**** Trecho da página ****
Para entendermos o tamanho e a significação das empresas do
Grupo Bunge no Brasil, basta analisarmos o tamanho de algumas delas,
comparadas com as maiores firmas (ver tabela 2).
Tabela 2
Valor de mercado das empresas
abertas de 1988
Entre 100
maiores |
Empresa |
Dólares |
1 |
Petrobras |
1 372 258 256 |
31 |
Moinhos Santista |
162 861 888 |
32 |
Moinho Fluminense |
161 454 182 |
100 |
Banco Mercantil |
31 057 446 |
s. d. |
Grupo Bunge |
s. d. |
s. d. |
Sanbra |
s. d. |
Ao mesmo tempo, estas empresas subsidiárias estavam sob o
comando econômico e dirigidas por três famílias: Bunge, Born e Hirsch.
Ao analisarmos de forma separada uma destas subsidiárias, a Sanbra,
como faremos doravante, notamos que sua expansão foi também no sentido
de se transformar em um grupo econômico –com suas próprias
subsidiárias-coligadas– mantendo relações com a Bunge Brasil, ao mesmo
tempo em que esta mantinha relações financeiras, executivas, de
assistência técnico-operacional com a matriz Bunge e Born argentina e
aquela, por sua vez, com a Bunge de Antuérpia (Barbero,
2013; Born, 2008; Bunge.
**** Dados ****
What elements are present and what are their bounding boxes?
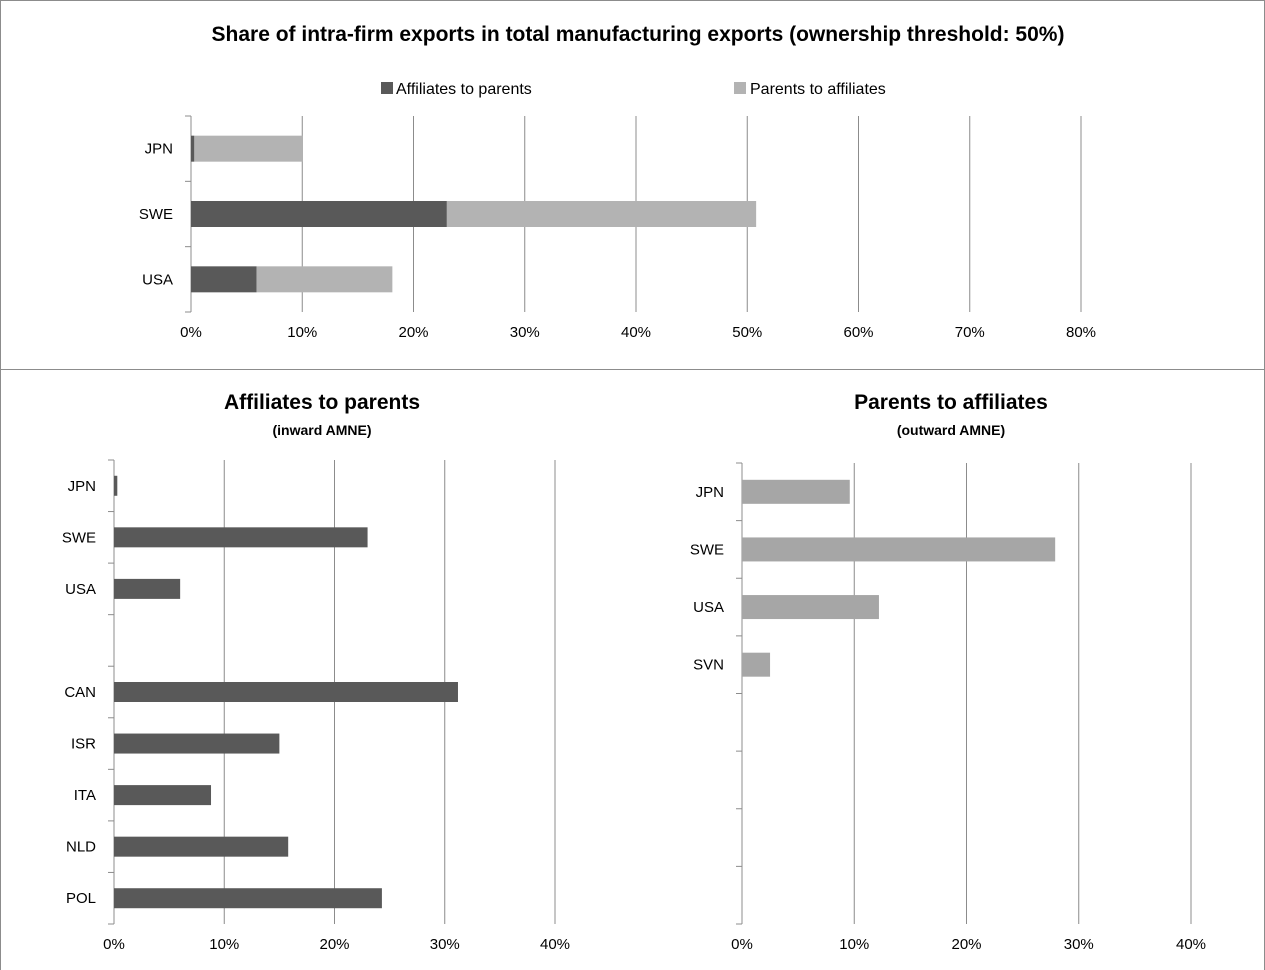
****
** Pedido A **
Responda com base no trecho sobre o Grupo Bunge:
(i) Por quais três famílias as empresas subsidiárias eram dirigidas?
(ii) Qual subsidiária o trecho passa a analisar separadamente?
(iii) A que ano se refere o valor de mercado das empresas abertas na tabela 2?
** Pedido B **
Cite do trecho sobre o Grupo Bunge a passagem que começa em "Para entendermos o" e vai até "(ver tabela 2).", incluindo essas palavras.

** Resposta esperada A **
(i) Pelas famílias Bunge, Born e Hirsch.
(ii) A Sanbra.
(iii) A 1988.

** Resposta esperada B **
Para entendermos o tamanho e a significação das empresas do
Grupo Bunge no Brasil, basta analisarmos o tamanho de algumas delas,
comparadas com as maiores firmas (ver tabela 2).